(WHAT YOU WILL DO): Rewrite the listing below, replacing "ISO16889" with "ISO 16889" everywhere it occurs and keeping everything else the same.

※ ※ ※

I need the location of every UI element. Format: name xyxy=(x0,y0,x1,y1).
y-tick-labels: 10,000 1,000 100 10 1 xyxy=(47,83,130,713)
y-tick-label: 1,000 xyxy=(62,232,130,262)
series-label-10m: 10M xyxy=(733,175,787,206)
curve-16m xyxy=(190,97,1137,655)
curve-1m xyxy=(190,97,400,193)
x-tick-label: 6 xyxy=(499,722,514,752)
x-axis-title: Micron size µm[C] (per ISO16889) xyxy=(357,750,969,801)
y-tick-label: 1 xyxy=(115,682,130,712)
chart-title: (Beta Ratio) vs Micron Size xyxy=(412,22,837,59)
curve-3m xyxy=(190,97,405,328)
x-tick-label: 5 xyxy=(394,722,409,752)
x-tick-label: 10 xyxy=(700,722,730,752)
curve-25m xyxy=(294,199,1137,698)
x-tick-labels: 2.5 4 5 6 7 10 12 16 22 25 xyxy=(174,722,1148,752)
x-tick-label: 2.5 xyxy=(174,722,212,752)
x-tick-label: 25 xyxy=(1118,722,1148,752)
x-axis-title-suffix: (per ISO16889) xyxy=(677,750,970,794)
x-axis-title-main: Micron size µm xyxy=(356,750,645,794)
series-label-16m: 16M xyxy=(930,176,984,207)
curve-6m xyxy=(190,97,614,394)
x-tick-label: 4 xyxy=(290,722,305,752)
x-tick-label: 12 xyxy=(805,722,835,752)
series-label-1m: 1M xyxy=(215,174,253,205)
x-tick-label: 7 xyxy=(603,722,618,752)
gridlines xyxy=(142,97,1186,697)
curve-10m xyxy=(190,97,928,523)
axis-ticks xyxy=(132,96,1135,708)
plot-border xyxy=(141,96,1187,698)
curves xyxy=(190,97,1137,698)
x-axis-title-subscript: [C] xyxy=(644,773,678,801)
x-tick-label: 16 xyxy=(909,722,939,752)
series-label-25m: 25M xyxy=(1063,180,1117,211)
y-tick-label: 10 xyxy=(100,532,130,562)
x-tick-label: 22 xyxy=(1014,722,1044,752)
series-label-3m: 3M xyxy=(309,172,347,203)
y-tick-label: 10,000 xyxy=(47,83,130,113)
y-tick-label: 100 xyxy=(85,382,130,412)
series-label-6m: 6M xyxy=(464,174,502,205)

※ ※ ※

(RESPONSE TO THIS TASK):
I need the location of every UI element. Format: name xyxy=(x0,y0,x1,y1).
y-tick-labels: 10,000 1,000 100 10 1 xyxy=(47,83,130,713)
y-tick-label: 1,000 xyxy=(62,232,130,262)
series-label-10m: 10M xyxy=(733,175,787,206)
curve-16m xyxy=(190,97,1137,655)
curve-1m xyxy=(190,97,400,193)
x-tick-label: 6 xyxy=(499,722,514,752)
x-axis-title: Micron size µm[C] (per ISO 16889) xyxy=(357,750,969,801)
y-tick-label: 1 xyxy=(115,682,130,712)
chart-title: (Beta Ratio) vs Micron Size xyxy=(412,22,837,59)
curve-3m xyxy=(190,97,405,328)
x-tick-label: 5 xyxy=(394,722,409,752)
x-tick-label: 10 xyxy=(700,722,730,752)
curve-25m xyxy=(294,199,1137,698)
x-tick-labels: 2.5 4 5 6 7 10 12 16 22 25 xyxy=(174,722,1148,752)
x-tick-label: 2.5 xyxy=(174,722,212,752)
x-tick-label: 25 xyxy=(1118,722,1148,752)
x-axis-title-suffix: (per ISO 16889) xyxy=(677,750,970,794)
x-axis-title-main: Micron size µm xyxy=(356,750,645,794)
series-label-16m: 16M xyxy=(930,176,984,207)
curve-6m xyxy=(190,97,614,394)
x-tick-label: 4 xyxy=(290,722,305,752)
x-tick-label: 12 xyxy=(805,722,835,752)
series-label-1m: 1M xyxy=(215,174,253,205)
x-tick-label: 7 xyxy=(603,722,618,752)
gridlines xyxy=(142,97,1186,697)
curve-10m xyxy=(190,97,928,523)
axis-ticks xyxy=(132,96,1135,708)
plot-border xyxy=(141,96,1187,698)
curves xyxy=(190,97,1137,698)
x-axis-title-subscript: [C] xyxy=(644,773,678,801)
x-tick-label: 16 xyxy=(909,722,939,752)
series-label-25m: 25M xyxy=(1063,180,1117,211)
y-tick-label: 10 xyxy=(100,532,130,562)
x-tick-label: 22 xyxy=(1014,722,1044,752)
series-label-3m: 3M xyxy=(309,172,347,203)
y-tick-label: 10,000 xyxy=(47,83,130,113)
y-tick-label: 100 xyxy=(85,382,130,412)
series-label-6m: 6M xyxy=(464,174,502,205)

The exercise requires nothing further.